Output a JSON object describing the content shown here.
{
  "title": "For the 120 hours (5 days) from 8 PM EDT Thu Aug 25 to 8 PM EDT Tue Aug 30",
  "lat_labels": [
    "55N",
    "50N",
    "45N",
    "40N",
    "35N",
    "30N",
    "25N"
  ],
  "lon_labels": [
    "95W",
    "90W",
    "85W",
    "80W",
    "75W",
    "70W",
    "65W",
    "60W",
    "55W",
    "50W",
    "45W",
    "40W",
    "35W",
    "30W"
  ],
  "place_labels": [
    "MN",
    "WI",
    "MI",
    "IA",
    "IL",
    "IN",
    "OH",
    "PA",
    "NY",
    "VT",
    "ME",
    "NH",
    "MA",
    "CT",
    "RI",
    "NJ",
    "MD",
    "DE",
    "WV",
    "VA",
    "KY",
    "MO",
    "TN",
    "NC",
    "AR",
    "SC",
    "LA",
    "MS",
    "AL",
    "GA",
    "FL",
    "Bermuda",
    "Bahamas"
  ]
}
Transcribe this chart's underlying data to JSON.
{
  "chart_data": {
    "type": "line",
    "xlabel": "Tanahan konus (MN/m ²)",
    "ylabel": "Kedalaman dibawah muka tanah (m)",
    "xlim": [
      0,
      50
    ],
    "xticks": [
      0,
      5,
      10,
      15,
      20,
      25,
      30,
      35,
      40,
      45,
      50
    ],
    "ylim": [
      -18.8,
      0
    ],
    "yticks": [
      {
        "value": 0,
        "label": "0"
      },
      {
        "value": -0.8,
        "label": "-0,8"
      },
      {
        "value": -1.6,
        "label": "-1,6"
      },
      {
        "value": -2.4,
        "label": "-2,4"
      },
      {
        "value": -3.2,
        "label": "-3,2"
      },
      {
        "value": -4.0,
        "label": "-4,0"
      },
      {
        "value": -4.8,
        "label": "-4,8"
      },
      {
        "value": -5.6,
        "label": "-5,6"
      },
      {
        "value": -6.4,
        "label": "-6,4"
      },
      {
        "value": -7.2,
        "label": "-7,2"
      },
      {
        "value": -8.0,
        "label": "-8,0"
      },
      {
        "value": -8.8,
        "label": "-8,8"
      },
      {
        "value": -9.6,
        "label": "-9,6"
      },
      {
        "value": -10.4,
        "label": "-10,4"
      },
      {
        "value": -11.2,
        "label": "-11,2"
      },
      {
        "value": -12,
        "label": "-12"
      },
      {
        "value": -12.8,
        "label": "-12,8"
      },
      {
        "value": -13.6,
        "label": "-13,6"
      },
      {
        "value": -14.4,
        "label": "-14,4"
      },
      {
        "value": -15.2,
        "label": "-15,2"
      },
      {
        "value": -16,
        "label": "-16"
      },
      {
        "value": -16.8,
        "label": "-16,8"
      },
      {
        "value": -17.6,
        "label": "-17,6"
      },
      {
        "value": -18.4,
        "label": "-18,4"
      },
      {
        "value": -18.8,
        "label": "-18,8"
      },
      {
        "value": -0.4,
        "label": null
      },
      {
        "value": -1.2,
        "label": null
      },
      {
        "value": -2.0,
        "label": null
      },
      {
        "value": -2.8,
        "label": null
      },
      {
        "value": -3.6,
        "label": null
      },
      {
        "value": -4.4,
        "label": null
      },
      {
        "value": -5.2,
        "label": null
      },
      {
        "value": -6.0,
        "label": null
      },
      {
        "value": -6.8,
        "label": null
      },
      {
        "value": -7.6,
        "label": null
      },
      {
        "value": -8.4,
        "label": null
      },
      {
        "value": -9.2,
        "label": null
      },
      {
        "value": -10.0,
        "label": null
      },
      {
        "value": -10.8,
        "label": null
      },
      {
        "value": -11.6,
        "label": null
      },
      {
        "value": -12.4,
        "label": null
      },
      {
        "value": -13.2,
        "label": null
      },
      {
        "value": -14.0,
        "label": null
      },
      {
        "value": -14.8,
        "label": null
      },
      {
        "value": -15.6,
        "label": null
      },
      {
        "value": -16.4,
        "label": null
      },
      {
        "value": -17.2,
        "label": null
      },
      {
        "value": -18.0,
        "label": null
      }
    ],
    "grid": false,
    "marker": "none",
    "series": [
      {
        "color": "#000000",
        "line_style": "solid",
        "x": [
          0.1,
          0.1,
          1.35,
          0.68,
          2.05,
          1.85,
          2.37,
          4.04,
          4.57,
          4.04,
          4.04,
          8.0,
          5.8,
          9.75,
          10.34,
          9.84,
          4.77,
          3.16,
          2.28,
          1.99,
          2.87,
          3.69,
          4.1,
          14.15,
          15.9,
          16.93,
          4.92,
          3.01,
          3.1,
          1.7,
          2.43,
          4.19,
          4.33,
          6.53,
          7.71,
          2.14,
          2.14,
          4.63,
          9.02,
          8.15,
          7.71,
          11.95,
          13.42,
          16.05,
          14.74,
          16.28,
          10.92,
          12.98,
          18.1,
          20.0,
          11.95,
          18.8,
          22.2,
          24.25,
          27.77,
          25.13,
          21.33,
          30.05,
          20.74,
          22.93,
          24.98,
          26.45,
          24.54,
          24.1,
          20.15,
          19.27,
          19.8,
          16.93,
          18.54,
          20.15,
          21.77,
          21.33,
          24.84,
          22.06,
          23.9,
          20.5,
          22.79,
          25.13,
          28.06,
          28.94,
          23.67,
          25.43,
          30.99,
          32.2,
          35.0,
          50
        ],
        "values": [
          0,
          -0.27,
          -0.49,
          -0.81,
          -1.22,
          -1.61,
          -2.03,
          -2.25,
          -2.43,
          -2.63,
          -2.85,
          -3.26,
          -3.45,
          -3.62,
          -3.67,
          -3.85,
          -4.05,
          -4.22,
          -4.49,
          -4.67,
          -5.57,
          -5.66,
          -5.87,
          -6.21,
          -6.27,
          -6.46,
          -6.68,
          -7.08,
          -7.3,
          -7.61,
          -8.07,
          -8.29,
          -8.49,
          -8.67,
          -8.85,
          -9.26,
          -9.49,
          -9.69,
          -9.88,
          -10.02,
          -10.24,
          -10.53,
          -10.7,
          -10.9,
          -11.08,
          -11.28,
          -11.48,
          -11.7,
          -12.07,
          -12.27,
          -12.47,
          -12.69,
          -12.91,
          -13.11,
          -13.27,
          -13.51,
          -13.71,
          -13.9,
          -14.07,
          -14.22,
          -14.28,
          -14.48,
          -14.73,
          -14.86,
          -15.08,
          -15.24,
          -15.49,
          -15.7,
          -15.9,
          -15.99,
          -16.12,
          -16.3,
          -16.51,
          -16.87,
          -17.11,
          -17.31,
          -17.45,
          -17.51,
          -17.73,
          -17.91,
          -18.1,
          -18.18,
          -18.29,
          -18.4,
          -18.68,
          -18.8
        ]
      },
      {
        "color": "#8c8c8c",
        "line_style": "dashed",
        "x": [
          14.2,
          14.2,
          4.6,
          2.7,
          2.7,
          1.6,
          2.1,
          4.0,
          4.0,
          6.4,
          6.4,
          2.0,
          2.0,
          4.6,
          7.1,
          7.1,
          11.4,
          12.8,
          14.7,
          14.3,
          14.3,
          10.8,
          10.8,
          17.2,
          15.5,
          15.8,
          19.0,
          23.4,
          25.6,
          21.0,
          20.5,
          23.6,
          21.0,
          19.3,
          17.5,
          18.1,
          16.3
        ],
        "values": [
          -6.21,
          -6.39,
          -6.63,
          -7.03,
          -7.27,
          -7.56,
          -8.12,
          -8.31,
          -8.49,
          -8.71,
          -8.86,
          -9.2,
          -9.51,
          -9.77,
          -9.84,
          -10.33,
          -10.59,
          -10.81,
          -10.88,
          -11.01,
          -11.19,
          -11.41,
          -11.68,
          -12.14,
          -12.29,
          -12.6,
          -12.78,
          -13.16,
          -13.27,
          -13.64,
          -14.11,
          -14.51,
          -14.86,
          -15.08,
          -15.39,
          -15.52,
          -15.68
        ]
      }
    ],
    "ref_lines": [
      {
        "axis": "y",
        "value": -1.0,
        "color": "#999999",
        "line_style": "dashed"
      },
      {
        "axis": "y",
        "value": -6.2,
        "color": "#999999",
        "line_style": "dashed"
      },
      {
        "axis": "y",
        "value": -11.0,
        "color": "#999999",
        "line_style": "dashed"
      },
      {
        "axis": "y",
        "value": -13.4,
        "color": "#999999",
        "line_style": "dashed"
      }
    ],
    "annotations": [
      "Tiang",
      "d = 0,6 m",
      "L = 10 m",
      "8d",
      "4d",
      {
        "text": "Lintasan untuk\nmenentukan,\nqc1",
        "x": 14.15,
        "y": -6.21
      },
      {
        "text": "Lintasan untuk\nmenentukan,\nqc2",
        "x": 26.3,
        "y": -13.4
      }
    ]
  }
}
--------
### Your task:
Say how many lines of the material contain the word "untuk", with no other text.

### The answer:
2